WHAT NEEDS TO BE DONE ->
Reproduce every line of the records below verbatim, leaving out the pictures.

RECORD EXTRACTS ->
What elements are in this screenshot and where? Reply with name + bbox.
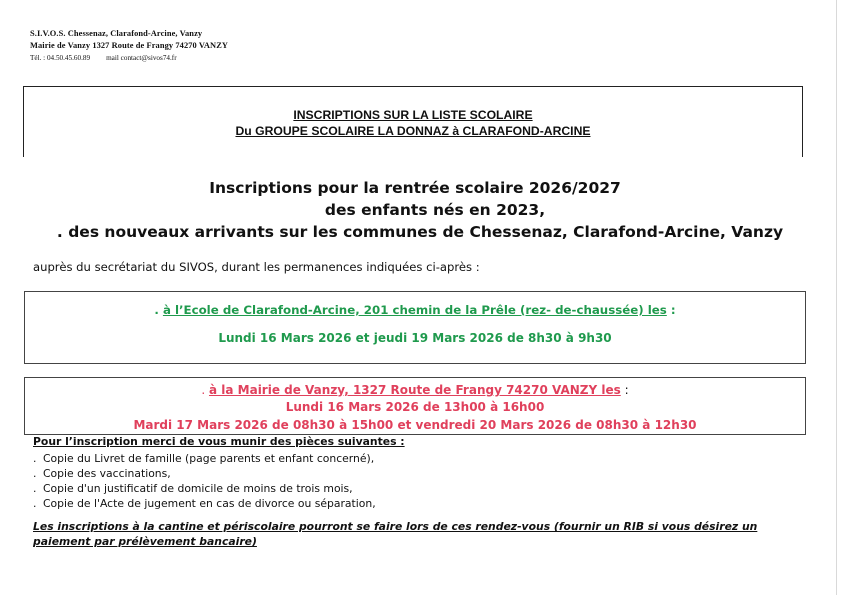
list-item: . Copie du Livret de famille (page parents et enfant concerné), [33,452,375,465]
ecole-location-line [25,303,805,317]
ecole-suffix: : [666,303,676,317]
mairie-location: à la Mairie de Vanzy, 1327 Route de Frangy 74270 VANZY les [208,383,621,397]
title-line-1: INSCRIPTIONS SUR LA LISTE SCOLAIRE [293,108,533,122]
mairie-location-line [25,383,805,397]
org-phone: Tél. : 04.50.45.60.89 [30,54,91,62]
org-contact [30,52,228,64]
headline-line-3: . des nouveaux arrivants sur les communes de Chessenaz, Clarafond-Arcine, Vanzy [56,223,784,241]
headline-line-1: Inscriptions pour la rentrée scolaire 2026/2027 [209,179,621,197]
mairie-dates-1: Lundi 16 Mars 2026 de 13h00 à 16h00 [285,400,545,414]
documents-title: Pour l’inscription merci de vous munir des pièces suivantes : [33,435,405,448]
headline-line-2: des enfants nés en 2023, [324,201,546,219]
title-line-2: Du GROUPE SCOLAIRE LA DONNAZ à CLARAFOND-ARCINE [235,124,591,138]
mairie-suffix: : [620,383,629,397]
mairie-prefix: . [201,383,209,397]
mairie-dates-2: Mardi 17 Mars 2026 de 08h30 à 15h00 et vendredi 20 Mars 2026 de 08h30 à 12h30 [133,418,697,432]
intro-text: auprès du secrétariat du SIVOS, durant les permanences indiquées ci-après : [33,260,480,274]
scan-edge [836,0,837,595]
ecole-prefix: . [154,303,163,317]
cantine-note: Les inscriptions à la cantine et périscolaire pourront se faire lors de ces rendez-vous (fournir un RIB si vous désirez un paiement par prélèvement bancaire) [33,520,758,548]
ecole-location: à l’Ecole de Clarafond-Arcine, 201 chemin de la Prêle (rez- de-chaussée) les [162,303,667,317]
documents-list [33,451,376,511]
list-item: . Copie des vaccinations, [33,467,171,480]
org-header [30,28,228,64]
ecole-box [24,291,806,364]
org-name: S.I.V.O.S. Chessenaz, Clarafond-Arcine, Vanzy [30,29,203,38]
org-address: Mairie de Vanzy 1327 Route de Frangy 74270 VANZY [30,41,229,50]
list-item: . Copie d'un justificatif de domicile de moins de trois mois, [33,482,353,495]
list-item: . Copie de l'Acte de jugement en cas de divorce ou séparation, [33,497,376,510]
ecole-dates: Lundi 16 Mars 2026 et jeudi 19 Mars 2026 de 8h30 à 9h30 [218,331,612,345]
mairie-box [24,377,806,435]
org-email[interactable]: mail contact@sivos74.fr [106,54,177,62]
title-box [23,86,803,157]
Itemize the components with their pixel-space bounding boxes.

EXPECTED OUTPUT ->
What elements are in this screenshot and where? Reply with name + bbox.
list-item: . Copie du Livret de famille (page parents et enfant concerné), [33,452,375,465]
ecole-location-line [25,303,805,317]
ecole-suffix: : [666,303,676,317]
mairie-location: à la Mairie de Vanzy, 1327 Route de Frangy 74270 VANZY les [208,383,621,397]
title-line-1: INSCRIPTIONS SUR LA LISTE SCOLAIRE [293,108,533,122]
mairie-location-line [25,383,805,397]
org-phone: Tél. : 04.50.45.60.89 [30,54,91,62]
org-contact [30,52,228,64]
headline-line-3: . des nouveaux arrivants sur les communes de Chessenaz, Clarafond-Arcine, Vanzy [56,223,784,241]
headline-line-1: Inscriptions pour la rentrée scolaire 2026/2027 [209,179,621,197]
mairie-dates-1: Lundi 16 Mars 2026 de 13h00 à 16h00 [285,400,545,414]
documents-title: Pour l’inscription merci de vous munir des pièces suivantes : [33,435,405,448]
headline-line-2: des enfants nés en 2023, [324,201,546,219]
title-line-2: Du GROUPE SCOLAIRE LA DONNAZ à CLARAFOND-ARCINE [235,124,591,138]
mairie-suffix: : [620,383,629,397]
mairie-prefix: . [201,383,209,397]
mairie-dates-2: Mardi 17 Mars 2026 de 08h30 à 15h00 et vendredi 20 Mars 2026 de 08h30 à 12h30 [133,418,697,432]
intro-text: auprès du secrétariat du SIVOS, durant les permanences indiquées ci-après : [33,260,480,274]
scan-edge [836,0,837,595]
ecole-prefix: . [154,303,163,317]
cantine-note: Les inscriptions à la cantine et périscolaire pourront se faire lors de ces rendez-vous (fournir un RIB si vous désirez un paiement par prélèvement bancaire) [33,520,758,548]
ecole-location: à l’Ecole de Clarafond-Arcine, 201 chemin de la Prêle (rez- de-chaussée) les [162,303,667,317]
documents-list [33,451,376,511]
list-item: . Copie des vaccinations, [33,467,171,480]
org-header [30,28,228,64]
ecole-box [24,291,806,364]
org-name: S.I.V.O.S. Chessenaz, Clarafond-Arcine, Vanzy [30,29,203,38]
org-address: Mairie de Vanzy 1327 Route de Frangy 74270 VANZY [30,41,229,50]
list-item: . Copie d'un justificatif de domicile de moins de trois mois, [33,482,353,495]
list-item: . Copie de l'Acte de jugement en cas de divorce ou séparation, [33,497,376,510]
ecole-dates: Lundi 16 Mars 2026 et jeudi 19 Mars 2026 de 8h30 à 9h30 [218,331,612,345]
mairie-box [24,377,806,435]
org-email[interactable]: mail contact@sivos74.fr [106,54,177,62]
title-box [23,86,803,157]
Itemize the components with their pixel-space bounding boxes.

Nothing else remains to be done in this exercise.